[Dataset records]
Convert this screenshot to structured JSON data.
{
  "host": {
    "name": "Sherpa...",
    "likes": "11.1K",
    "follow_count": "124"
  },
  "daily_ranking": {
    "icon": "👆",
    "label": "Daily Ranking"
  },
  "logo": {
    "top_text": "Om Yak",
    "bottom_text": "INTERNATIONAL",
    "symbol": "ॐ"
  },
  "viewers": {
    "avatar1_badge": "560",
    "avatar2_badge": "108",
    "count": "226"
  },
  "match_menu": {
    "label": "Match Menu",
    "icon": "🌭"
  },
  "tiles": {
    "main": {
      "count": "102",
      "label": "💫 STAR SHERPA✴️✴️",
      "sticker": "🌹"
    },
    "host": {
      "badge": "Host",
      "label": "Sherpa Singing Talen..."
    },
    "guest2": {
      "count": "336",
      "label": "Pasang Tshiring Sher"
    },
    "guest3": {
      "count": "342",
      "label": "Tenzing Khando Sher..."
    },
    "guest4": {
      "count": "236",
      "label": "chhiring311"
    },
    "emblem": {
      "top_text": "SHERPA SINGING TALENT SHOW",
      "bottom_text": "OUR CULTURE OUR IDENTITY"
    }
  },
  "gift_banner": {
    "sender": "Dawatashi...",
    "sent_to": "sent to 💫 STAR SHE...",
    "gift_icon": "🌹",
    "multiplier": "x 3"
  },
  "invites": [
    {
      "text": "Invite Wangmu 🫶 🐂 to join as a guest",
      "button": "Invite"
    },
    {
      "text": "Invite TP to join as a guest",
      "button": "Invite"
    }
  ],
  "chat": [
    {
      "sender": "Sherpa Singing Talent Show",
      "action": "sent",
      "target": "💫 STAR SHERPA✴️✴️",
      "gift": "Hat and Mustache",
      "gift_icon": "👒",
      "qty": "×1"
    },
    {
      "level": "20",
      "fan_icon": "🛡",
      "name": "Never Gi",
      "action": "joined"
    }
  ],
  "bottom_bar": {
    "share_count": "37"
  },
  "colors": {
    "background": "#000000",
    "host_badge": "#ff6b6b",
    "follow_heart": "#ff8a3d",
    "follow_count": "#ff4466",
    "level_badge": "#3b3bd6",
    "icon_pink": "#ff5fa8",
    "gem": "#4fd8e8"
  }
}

---

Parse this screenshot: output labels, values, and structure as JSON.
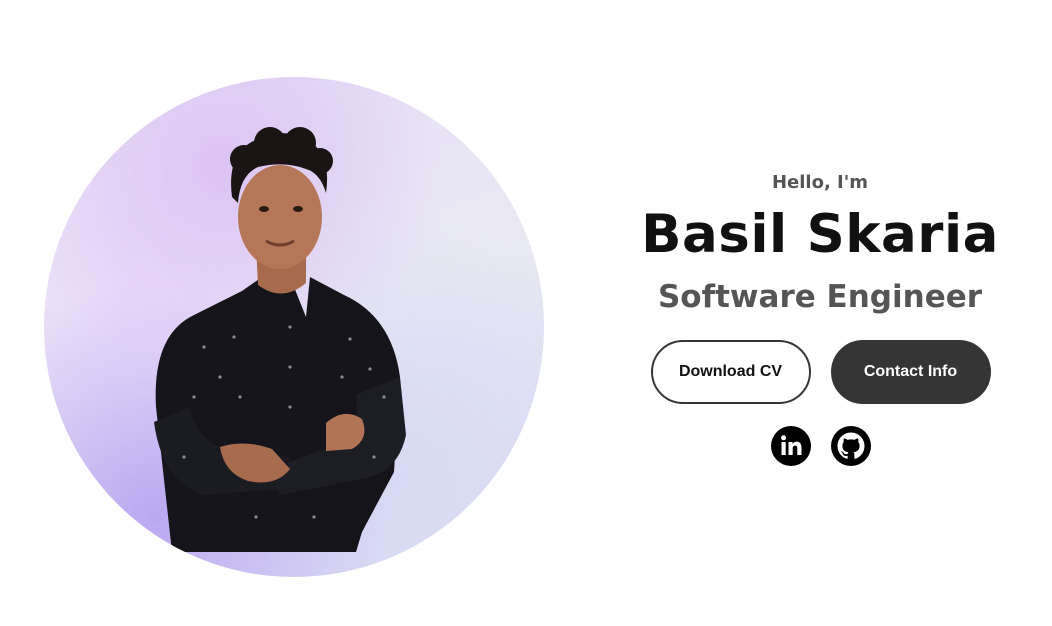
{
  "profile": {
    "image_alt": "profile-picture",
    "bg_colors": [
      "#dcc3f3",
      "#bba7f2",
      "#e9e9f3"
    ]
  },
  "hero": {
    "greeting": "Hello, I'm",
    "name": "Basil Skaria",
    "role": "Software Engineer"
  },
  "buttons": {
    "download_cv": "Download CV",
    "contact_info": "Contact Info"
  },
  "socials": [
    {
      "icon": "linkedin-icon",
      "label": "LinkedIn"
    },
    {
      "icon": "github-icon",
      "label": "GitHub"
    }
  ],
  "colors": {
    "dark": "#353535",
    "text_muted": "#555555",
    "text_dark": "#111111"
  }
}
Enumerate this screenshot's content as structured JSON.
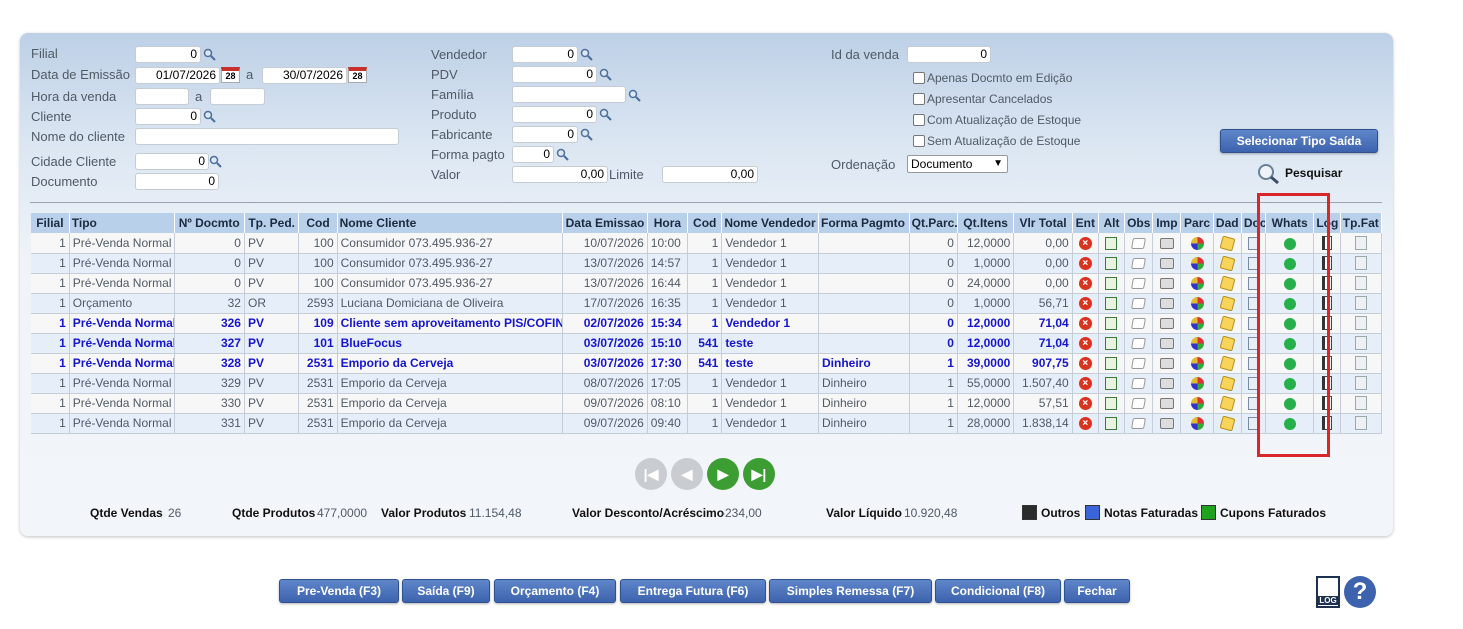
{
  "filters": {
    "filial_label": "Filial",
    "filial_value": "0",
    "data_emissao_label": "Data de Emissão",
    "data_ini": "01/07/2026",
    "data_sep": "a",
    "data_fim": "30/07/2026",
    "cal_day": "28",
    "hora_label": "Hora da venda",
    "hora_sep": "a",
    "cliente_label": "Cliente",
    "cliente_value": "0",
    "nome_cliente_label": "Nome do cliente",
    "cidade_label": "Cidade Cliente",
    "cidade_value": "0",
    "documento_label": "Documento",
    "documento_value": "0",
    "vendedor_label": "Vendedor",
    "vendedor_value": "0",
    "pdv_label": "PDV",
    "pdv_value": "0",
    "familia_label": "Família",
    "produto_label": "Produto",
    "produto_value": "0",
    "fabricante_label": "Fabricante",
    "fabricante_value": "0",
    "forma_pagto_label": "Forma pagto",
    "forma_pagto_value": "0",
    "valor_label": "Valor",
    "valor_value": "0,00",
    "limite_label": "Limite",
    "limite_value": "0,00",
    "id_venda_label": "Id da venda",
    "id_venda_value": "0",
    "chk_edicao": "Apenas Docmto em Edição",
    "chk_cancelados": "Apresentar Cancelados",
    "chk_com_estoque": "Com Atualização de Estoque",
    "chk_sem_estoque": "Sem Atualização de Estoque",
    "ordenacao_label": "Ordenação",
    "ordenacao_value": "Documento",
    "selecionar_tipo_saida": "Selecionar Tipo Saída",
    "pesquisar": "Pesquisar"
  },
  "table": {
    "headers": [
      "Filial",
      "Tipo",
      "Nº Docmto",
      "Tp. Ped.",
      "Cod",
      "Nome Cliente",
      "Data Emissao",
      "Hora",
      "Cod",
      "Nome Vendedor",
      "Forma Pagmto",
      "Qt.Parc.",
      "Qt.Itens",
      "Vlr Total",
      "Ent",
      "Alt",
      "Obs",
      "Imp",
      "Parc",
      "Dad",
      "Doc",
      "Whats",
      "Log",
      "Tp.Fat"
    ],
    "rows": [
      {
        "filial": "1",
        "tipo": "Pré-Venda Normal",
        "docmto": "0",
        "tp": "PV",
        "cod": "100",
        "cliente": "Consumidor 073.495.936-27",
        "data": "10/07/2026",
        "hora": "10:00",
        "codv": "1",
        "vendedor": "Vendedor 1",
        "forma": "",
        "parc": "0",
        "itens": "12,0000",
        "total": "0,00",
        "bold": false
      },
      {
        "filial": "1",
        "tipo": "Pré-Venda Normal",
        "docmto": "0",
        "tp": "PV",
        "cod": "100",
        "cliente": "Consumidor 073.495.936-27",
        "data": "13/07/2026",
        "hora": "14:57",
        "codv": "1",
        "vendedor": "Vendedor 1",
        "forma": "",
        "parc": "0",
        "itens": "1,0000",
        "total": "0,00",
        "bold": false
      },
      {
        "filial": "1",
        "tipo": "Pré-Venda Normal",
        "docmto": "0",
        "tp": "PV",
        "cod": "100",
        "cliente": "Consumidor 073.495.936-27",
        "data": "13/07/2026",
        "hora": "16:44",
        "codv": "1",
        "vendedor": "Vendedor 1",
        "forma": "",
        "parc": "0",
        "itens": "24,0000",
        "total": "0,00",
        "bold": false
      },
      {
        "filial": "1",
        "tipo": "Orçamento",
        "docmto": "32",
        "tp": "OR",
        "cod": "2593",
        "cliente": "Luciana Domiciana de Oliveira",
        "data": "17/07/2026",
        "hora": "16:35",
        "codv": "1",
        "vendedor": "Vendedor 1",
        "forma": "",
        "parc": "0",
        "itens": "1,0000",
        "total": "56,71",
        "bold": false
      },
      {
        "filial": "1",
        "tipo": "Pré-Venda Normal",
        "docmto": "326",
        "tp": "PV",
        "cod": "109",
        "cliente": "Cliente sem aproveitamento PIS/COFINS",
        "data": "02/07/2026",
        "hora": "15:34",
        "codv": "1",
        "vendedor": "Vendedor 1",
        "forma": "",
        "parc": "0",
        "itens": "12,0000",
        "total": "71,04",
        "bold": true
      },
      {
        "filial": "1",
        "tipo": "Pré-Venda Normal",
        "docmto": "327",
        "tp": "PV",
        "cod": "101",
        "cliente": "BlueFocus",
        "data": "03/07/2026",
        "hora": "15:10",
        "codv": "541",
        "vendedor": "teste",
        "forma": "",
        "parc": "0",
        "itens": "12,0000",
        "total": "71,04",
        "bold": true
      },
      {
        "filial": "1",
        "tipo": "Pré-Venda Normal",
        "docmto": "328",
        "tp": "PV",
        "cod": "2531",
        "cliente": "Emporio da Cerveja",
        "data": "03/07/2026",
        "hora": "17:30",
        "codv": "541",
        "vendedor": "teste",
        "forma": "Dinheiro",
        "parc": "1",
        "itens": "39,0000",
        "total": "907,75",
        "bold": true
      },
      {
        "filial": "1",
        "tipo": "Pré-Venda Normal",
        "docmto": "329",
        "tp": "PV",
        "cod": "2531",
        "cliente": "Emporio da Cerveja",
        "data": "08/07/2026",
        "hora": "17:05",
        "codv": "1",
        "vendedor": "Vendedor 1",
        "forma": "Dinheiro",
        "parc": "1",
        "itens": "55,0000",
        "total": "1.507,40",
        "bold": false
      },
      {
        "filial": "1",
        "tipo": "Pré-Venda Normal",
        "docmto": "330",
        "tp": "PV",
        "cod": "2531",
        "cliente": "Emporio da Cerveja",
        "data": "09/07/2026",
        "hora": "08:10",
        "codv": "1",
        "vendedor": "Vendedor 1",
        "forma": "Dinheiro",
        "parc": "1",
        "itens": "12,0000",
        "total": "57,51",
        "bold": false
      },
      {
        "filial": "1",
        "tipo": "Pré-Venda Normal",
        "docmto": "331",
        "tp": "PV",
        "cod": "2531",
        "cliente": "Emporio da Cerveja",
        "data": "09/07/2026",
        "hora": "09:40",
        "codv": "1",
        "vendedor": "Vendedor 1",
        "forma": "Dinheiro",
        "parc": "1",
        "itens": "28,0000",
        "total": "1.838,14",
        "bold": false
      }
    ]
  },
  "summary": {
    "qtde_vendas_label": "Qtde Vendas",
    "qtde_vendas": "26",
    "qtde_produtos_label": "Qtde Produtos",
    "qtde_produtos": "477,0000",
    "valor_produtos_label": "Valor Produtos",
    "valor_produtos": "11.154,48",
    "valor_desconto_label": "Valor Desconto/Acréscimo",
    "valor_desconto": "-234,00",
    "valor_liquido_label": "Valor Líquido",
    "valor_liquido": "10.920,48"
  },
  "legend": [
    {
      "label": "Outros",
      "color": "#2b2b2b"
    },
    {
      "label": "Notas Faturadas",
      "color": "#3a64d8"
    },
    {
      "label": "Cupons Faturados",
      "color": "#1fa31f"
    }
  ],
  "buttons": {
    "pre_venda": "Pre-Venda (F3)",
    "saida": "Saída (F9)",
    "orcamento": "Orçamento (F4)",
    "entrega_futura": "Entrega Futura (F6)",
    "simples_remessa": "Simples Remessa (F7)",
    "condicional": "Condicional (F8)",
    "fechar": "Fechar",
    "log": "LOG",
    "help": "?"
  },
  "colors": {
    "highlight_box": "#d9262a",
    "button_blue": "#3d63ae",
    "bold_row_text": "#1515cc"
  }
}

...

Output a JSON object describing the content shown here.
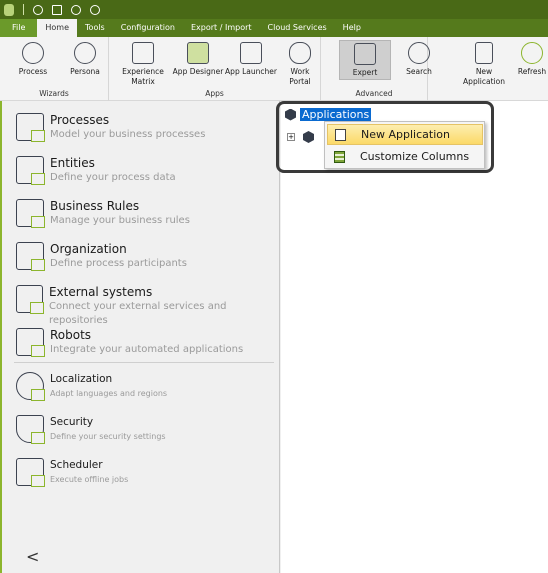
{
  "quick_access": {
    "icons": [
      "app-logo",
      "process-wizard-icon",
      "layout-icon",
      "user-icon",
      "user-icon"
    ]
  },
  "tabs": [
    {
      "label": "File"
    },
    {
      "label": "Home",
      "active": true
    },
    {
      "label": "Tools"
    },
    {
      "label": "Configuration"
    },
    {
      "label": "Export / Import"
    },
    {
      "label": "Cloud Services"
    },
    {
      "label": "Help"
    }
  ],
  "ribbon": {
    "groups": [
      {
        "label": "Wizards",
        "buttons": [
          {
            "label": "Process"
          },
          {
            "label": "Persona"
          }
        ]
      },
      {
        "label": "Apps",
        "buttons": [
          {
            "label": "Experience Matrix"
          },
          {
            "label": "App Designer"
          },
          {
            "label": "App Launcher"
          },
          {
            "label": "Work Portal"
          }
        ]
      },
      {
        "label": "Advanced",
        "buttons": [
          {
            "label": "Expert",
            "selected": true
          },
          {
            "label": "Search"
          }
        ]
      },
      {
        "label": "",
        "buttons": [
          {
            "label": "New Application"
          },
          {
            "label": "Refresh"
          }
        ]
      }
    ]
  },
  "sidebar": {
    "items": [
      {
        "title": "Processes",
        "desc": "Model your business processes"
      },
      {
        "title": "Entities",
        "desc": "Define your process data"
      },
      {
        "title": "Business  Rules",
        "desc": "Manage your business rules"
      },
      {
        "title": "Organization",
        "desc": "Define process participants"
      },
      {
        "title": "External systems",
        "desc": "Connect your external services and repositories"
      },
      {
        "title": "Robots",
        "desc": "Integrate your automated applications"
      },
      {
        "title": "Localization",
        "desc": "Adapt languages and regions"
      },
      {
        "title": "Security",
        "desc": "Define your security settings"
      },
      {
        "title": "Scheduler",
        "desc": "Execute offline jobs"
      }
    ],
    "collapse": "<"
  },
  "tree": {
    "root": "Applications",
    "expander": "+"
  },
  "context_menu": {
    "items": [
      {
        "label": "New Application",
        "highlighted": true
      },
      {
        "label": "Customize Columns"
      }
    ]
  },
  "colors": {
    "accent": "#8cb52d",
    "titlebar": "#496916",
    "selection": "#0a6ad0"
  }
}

Problem description -
Copy in full each line that holds the word "sender".

Response -
    "sender": "Dawatashi...",
      "sender": "Sherpa Singing Talent Show",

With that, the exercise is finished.